● **Problem details**: Reply with only the number of lines that contain the string "программы".

● **Raw data**:
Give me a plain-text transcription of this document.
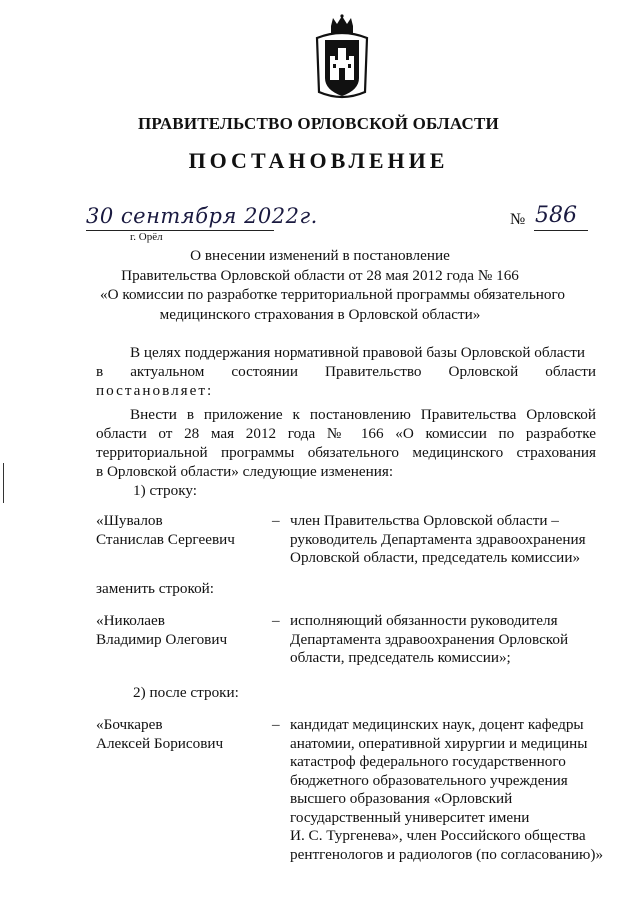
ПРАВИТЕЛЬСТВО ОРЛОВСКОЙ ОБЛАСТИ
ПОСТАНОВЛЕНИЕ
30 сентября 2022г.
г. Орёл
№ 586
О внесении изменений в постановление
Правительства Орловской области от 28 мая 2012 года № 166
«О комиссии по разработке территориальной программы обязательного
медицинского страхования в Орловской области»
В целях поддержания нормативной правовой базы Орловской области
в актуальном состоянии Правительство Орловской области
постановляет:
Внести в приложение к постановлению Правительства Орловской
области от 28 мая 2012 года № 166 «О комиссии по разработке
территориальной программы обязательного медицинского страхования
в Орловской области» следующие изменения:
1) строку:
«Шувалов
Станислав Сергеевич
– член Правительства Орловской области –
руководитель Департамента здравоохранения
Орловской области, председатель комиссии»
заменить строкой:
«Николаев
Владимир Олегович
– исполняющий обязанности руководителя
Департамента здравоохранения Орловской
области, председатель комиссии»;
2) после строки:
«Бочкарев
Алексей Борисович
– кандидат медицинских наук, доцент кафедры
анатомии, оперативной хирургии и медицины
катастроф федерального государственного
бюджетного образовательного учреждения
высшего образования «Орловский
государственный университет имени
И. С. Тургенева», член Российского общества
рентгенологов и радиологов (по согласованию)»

● **Written answer**: 2